## COMPLETE THE FOLLOWING
1 > Answer these questions about the post on reactions to Bush's Knesset speech:
(a) Which newspaper reported Obama's statement?
(b) Which senator does Politico quote?
(c) Which news outlet says Hillary Clinton "piled on"?
2 > Pick up the post on reactions to Bush's Knesset speech after its final sentence and keep writing.

START DOCUMENT EXTRACT

Friday, May 16, 2008

You Probably Think This Speech Is About You
President Bush spoke before Israel's Knesset yesterday. According to Barack Obama, Bush's speech was a "political attack" on Barack Obama, as the Jerusalem Post reports:
"It is sad that President Bush would use a speech to the Knesset on the 60th anniversary of Israel's independence to launch a false political attack," [Obama] said in a statement. "Instead of tough talk and no action, we need to do what Kennedy, Nixon and Reagan did and use all elements of American power--including tough, principled, and direct diplomacy--to pressure countries like Iran and Syria."
Obama added that Bush was aware that the candidate had never supported talking to terrorists, "and the president's extraordinary politicization of foreign policy and the politics of fear do nothing to secure the American people or our stalwart ally Israel."
Other Democrats backed Obama and bashed Bush. Politico quotes this statesmanlike pronouncement from Sen. Joe Biden: "This is bullshit, this is malarkey. This is outrageous, for the president of the United States to go to a foreign country, to sit in the Knesset . . . and make this kind of ridiculous statement."
Fox News reports that "even Hillary Clinton . . . piled on":
"President Bush's comparison of any Democrat to Nazi appeasers is both offensive and outrageous, on the face of it and especially in light of his failures in foreign policy," she said. "This is the kind of statement that has no place in any presidential address and certainly to use an important moment like the 60th anniversary celebration of Israel to make a political point seems terribly misplaced."

END DOCUMENT EXTRACT
START INFORMATION SHOWN

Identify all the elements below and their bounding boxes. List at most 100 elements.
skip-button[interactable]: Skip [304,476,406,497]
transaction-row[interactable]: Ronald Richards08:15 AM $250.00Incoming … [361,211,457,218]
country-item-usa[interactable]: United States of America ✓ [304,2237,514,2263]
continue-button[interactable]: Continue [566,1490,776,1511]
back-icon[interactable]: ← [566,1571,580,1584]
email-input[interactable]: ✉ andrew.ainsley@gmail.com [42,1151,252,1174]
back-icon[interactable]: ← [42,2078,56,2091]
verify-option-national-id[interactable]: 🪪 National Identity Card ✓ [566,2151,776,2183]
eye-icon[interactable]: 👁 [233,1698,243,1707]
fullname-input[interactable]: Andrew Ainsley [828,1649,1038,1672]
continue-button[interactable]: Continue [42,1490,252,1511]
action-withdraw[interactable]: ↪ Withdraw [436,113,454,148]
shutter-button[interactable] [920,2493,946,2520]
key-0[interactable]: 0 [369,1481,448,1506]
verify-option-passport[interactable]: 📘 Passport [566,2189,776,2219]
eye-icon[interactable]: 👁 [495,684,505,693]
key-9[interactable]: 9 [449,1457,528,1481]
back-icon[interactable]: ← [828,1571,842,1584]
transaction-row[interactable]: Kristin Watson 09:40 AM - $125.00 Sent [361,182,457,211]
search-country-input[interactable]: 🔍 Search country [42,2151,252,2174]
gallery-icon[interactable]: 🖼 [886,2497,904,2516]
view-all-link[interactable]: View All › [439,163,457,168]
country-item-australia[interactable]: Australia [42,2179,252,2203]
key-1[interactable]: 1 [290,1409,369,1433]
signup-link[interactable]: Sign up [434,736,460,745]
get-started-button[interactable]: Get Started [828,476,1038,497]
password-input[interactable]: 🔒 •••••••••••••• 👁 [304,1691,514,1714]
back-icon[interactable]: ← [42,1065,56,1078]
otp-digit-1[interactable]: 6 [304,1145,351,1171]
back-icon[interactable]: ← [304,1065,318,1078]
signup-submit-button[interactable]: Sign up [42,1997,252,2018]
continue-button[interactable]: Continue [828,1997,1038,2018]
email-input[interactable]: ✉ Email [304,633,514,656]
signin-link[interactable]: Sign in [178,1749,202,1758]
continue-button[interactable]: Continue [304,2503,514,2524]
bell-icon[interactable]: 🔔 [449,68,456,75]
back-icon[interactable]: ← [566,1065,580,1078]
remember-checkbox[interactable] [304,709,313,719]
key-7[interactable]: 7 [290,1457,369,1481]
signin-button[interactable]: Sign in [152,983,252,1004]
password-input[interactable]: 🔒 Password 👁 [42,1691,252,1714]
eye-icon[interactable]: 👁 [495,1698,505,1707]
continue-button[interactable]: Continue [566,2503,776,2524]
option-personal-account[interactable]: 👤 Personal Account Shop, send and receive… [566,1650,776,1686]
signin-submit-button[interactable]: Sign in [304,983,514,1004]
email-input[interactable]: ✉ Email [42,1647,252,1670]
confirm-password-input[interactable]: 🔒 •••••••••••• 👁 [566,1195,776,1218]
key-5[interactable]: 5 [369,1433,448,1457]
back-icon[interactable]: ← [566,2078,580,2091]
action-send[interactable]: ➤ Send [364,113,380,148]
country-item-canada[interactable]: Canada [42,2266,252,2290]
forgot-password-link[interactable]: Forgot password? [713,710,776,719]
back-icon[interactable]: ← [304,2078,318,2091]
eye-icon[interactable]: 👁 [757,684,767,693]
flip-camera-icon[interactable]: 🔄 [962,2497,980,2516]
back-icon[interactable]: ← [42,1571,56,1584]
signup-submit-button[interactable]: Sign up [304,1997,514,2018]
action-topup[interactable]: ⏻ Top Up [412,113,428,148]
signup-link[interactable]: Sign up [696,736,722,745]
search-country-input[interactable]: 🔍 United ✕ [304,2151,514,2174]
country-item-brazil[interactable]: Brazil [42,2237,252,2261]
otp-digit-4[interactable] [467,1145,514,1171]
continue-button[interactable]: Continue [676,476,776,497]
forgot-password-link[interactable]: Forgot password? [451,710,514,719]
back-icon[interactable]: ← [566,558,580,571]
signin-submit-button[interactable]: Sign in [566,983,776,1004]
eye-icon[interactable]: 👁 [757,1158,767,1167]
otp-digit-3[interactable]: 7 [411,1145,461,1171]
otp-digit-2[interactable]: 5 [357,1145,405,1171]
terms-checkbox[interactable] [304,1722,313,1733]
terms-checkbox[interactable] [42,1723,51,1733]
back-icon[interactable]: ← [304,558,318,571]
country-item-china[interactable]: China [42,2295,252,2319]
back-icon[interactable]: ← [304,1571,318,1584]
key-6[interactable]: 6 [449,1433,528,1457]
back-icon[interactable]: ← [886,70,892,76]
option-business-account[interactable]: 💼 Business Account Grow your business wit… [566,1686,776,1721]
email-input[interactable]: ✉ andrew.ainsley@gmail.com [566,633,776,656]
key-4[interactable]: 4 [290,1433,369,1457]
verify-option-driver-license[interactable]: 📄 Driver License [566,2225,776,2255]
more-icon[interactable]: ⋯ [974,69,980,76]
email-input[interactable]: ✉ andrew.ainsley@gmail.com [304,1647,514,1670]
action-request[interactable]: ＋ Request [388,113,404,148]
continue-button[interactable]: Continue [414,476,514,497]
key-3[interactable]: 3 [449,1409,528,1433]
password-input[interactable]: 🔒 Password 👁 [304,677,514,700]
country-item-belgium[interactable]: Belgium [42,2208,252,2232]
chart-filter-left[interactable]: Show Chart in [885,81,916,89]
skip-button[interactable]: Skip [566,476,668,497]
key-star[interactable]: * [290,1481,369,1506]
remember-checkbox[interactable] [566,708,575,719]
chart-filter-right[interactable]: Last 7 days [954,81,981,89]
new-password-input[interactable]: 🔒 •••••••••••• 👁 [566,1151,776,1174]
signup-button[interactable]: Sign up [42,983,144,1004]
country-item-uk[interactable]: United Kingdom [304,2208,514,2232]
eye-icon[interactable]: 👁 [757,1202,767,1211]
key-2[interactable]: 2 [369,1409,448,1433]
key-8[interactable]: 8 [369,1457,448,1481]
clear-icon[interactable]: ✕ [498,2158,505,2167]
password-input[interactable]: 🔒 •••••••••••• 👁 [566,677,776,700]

END INFORMATION SHOWN

## ANSWER SECTION
1 >
(a) The Jerusalem Post
(b) Sen. Joe Biden
(c) Fox News

2 >
So, what exactly did President Bush say? Here's the relevant passage from his speech:

There are good and decent people who cannot fathom the darkness in these men and try to explain away their words. It's natural, but it is deadly wrong. As witnesses to evil in the past, we carry a solemn responsibility to take these words seriously. Jews and Americans have seen the consequences of disregarding the words of leaders who espouse hatred. And that is a mistake the world must not repeat in the 21st century.
Some seem to believe that we should negotiate with the terrorists and radicals, as if some ingenious argument will persuade them they have been wrong all along. We have heard this foolish delusion before. As Nazi tanks crossed into Poland in 1939, an American senator declared: "Lord, if I could only have talked to Hitler, all this might have been avoided." We have an obligation to call this what it is--the false comfort of appeasement, which has been repeatedly discredited by history.

Some people suggest if the United States would just break ties with Israel, all our problems in the Middle East would go away. This is a tired argument that buys into the propaganda of the enemies of peace, and America utterly rejects it.

Note what is absent from the speech: any reference to Barack Obama, to any other Democrat or to the Democratic Party.